• _Short problem_:
The records are to be restated in their entirety, word for word.

[Records]
§ §

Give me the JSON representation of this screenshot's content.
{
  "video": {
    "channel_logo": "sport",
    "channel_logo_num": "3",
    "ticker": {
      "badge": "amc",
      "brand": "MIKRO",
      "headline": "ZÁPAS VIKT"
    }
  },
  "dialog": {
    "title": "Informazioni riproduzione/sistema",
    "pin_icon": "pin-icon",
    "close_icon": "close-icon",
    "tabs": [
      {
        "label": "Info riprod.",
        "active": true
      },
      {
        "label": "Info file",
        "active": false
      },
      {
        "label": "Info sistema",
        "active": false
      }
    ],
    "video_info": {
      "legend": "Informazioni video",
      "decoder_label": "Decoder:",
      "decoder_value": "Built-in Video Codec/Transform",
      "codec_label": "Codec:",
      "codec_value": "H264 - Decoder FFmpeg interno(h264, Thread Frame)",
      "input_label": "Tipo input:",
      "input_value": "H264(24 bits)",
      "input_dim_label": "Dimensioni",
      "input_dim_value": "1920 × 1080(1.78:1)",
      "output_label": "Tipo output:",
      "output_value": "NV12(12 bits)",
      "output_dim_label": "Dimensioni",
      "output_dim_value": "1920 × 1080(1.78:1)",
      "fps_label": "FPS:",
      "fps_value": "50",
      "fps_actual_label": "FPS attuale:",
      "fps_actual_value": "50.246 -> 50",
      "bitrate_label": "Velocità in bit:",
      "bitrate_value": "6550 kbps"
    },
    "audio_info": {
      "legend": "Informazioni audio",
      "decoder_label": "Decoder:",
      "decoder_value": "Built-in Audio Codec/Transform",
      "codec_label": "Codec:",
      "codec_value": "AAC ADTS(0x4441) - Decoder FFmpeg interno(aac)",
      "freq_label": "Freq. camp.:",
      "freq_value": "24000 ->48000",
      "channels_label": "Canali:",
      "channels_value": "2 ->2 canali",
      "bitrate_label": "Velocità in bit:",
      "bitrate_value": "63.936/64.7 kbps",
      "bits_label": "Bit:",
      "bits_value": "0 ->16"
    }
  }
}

§ §

• _Exercise answer_:
Give me the JSON representation of this screenshot's content.
{
  "video": {
    "channel_logo": "sport",
    "channel_logo_num": "3",
    "ticker": {
      "badge": "amc",
      "brand": "MIKRO",
      "headline": "ZÁPAS VIKT"
    }
  },
  "dialog": {
    "title": "Informazioni riproduzione/sistema",
    "pin_icon": "pin-icon",
    "close_icon": "close-icon",
    "tabs": [
      {
        "label": "Info riprod.",
        "active": true
      },
      {
        "label": "Info file",
        "active": false
      },
      {
        "label": "Info sistema",
        "active": false
      }
    ],
    "video_info": {
      "legend": "Informazioni video",
      "decoder_label": "Decoder:",
      "decoder_value": "Built-in Video Codec/Transform",
      "codec_label": "Codec:",
      "codec_value": "H264 - Decoder FFmpeg interno(h264, Thread Frame)",
      "input_label": "Tipo input:",
      "input_value": "H264(24 bits)",
      "input_dim_label": "Dimensioni",
      "input_dim_value": "1920 × 1080(1.78:1)",
      "output_label": "Tipo output:",
      "output_value": "NV12(12 bits)",
      "output_dim_label": "Dimensioni",
      "output_dim_value": "1920 × 1080(1.78:1)",
      "fps_label": "FPS:",
      "fps_value": "50",
      "fps_actual_label": "FPS attuale:",
      "fps_actual_value": "50.246 -> 50",
      "bitrate_label": "Velocità in bit:",
      "bitrate_value": "6550 kbps"
    },
    "audio_info": {
      "legend": "Informazioni audio",
      "decoder_label": "Decoder:",
      "decoder_value": "Built-in Audio Codec/Transform",
      "codec_label": "Codec:",
      "codec_value": "AAC ADTS(0x4441) - Decoder FFmpeg interno(aac)",
      "freq_label": "Freq. camp.:",
      "freq_value": "24000 ->48000",
      "channels_label": "Canali:",
      "channels_value": "2 ->2 canali",
      "bitrate_label": "Velocità in bit:",
      "bitrate_value": "63.936/64.7 kbps",
      "bits_label": "Bit:",
      "bits_value": "0 ->16"
    }
  }
}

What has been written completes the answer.